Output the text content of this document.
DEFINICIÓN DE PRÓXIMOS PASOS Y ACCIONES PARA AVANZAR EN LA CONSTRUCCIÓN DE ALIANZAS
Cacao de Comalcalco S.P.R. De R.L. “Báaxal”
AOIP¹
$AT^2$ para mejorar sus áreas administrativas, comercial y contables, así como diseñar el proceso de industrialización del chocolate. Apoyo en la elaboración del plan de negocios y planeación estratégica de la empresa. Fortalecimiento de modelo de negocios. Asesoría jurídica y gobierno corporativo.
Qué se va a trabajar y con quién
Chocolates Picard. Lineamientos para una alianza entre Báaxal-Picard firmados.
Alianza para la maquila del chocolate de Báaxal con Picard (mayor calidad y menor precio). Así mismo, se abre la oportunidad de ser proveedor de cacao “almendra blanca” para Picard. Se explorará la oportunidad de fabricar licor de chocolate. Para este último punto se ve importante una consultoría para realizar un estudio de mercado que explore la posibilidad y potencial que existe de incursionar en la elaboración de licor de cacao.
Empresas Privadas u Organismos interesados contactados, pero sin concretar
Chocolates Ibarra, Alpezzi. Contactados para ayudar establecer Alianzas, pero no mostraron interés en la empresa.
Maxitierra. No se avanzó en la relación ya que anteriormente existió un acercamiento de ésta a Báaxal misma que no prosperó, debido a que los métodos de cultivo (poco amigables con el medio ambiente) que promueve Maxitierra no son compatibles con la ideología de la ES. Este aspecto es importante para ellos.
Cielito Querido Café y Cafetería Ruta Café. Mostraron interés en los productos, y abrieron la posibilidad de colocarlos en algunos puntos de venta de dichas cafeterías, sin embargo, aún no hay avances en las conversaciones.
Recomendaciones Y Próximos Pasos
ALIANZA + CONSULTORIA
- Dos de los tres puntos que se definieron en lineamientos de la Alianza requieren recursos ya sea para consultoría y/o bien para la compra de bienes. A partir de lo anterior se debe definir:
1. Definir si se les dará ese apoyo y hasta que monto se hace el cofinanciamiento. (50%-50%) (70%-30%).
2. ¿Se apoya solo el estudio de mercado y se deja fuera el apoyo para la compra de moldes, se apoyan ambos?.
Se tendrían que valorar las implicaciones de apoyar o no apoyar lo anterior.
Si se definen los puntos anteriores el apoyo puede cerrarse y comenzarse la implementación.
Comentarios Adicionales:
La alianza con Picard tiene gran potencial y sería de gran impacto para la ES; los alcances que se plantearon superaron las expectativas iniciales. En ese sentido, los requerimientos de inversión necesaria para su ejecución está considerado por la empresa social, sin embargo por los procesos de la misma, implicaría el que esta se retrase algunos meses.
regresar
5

==

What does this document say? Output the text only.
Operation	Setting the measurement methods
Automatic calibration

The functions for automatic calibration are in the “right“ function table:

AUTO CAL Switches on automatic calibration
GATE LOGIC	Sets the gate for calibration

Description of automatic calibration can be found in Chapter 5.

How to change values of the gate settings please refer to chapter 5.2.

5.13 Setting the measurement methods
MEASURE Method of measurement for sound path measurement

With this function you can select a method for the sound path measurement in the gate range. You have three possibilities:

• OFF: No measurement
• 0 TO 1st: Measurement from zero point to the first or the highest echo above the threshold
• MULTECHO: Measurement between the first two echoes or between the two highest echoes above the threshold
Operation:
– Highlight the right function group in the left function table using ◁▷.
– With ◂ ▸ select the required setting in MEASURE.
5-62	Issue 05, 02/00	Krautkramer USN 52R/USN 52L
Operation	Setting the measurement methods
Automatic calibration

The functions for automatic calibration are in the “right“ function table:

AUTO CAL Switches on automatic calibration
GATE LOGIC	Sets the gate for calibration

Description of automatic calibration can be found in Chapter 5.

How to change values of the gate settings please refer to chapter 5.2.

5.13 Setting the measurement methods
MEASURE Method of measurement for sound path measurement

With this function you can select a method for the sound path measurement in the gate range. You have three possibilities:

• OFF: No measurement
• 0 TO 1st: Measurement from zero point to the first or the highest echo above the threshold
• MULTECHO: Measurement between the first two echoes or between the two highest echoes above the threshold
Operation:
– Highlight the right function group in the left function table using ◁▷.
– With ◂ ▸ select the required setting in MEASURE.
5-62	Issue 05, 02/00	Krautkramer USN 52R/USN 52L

---

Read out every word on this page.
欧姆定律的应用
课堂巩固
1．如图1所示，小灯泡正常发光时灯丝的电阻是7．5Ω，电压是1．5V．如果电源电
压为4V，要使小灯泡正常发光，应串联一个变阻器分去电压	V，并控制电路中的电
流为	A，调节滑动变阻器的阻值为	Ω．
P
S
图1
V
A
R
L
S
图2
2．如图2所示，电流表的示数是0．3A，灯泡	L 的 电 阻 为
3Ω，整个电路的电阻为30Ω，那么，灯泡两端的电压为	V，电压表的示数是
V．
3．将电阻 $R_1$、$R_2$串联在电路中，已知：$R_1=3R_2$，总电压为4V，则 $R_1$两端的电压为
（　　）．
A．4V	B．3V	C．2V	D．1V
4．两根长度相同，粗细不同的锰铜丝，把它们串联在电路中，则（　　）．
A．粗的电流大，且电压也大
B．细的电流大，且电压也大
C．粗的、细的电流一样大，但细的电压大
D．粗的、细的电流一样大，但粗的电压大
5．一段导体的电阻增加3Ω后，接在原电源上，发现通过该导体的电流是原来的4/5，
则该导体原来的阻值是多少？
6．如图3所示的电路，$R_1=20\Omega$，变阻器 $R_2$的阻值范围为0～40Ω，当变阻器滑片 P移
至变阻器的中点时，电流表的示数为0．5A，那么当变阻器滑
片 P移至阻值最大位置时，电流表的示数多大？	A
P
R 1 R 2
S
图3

--- TO BE DONE ---
Report all lines of the data that include the word "this".

--- THE COMPLETED TASK ---
Output the text content of this document.
What does this document say? Output the text only.
With this function you can select a method for the sound path measurement in the gate range. You have three possibilities:
With this function you can select a method for the sound path measurement in the gate range. You have three possibilities:
Read out every word on this page.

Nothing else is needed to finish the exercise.